Wherever a line below holds the word "BTPanel", copy that line.

Stored data
+ + + + + + +

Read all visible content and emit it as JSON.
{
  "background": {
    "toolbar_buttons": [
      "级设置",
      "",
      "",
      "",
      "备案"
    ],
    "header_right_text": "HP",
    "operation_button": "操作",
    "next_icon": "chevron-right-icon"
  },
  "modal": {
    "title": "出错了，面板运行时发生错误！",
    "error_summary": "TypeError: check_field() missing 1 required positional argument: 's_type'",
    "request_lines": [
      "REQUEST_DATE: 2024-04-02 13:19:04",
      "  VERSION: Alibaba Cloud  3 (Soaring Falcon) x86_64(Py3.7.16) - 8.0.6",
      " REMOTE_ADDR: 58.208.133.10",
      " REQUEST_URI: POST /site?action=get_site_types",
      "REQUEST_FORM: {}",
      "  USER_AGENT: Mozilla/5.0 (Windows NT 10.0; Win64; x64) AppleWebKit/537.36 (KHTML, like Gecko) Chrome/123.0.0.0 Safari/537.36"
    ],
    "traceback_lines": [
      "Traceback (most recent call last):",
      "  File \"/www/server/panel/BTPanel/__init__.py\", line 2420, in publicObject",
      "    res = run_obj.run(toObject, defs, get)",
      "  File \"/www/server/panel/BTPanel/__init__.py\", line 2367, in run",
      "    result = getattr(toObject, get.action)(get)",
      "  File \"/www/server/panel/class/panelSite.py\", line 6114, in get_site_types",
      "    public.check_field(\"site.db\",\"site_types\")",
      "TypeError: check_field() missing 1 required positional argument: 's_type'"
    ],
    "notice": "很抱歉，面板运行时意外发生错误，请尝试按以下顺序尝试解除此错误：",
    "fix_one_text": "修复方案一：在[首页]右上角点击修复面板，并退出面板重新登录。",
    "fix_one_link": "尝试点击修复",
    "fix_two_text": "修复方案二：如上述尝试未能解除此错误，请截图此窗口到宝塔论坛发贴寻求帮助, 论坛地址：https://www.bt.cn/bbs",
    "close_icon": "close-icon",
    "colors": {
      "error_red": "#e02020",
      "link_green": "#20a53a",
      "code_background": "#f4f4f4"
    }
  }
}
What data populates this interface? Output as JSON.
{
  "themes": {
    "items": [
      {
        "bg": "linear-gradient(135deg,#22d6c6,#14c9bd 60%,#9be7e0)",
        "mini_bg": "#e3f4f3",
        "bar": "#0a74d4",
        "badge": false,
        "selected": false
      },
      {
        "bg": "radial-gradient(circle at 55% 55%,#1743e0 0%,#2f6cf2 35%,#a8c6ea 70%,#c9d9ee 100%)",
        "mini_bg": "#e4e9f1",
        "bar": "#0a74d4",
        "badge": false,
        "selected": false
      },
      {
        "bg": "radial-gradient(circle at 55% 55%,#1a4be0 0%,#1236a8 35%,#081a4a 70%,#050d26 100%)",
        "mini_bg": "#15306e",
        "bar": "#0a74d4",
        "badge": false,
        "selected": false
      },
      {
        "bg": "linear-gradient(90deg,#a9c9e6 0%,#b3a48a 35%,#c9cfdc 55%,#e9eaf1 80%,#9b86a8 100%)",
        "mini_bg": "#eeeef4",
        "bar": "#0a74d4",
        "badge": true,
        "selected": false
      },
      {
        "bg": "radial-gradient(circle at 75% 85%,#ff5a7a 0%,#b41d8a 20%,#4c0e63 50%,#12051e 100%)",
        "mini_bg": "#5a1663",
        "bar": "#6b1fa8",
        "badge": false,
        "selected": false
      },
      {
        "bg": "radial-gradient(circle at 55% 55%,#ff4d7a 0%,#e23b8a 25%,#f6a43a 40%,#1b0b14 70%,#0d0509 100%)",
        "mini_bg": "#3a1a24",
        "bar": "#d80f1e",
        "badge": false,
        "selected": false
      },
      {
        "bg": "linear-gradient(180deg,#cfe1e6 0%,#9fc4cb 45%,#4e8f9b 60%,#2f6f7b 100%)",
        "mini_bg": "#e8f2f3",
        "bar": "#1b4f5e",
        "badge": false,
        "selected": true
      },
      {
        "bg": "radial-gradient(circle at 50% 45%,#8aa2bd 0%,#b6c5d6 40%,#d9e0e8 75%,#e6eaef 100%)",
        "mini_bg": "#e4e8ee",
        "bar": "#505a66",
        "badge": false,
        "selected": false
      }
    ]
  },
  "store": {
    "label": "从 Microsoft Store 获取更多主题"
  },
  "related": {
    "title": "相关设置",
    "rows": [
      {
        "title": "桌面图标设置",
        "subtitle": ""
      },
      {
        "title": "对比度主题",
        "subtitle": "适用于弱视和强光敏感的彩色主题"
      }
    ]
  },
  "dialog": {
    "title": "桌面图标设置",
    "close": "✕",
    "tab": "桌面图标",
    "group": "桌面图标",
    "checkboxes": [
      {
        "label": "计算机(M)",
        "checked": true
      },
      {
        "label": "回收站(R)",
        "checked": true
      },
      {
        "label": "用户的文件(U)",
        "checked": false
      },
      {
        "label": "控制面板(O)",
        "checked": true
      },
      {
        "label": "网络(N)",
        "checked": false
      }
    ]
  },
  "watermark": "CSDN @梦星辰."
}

+ + + + + + +

→ RESULT OF THE EXERCISE
      "  File \"/www/server/panel/BTPanel/__init__.py\", line 2420, in publicObject",
      "  File \"/www/server/panel/BTPanel/__init__.py\", line 2367, in run",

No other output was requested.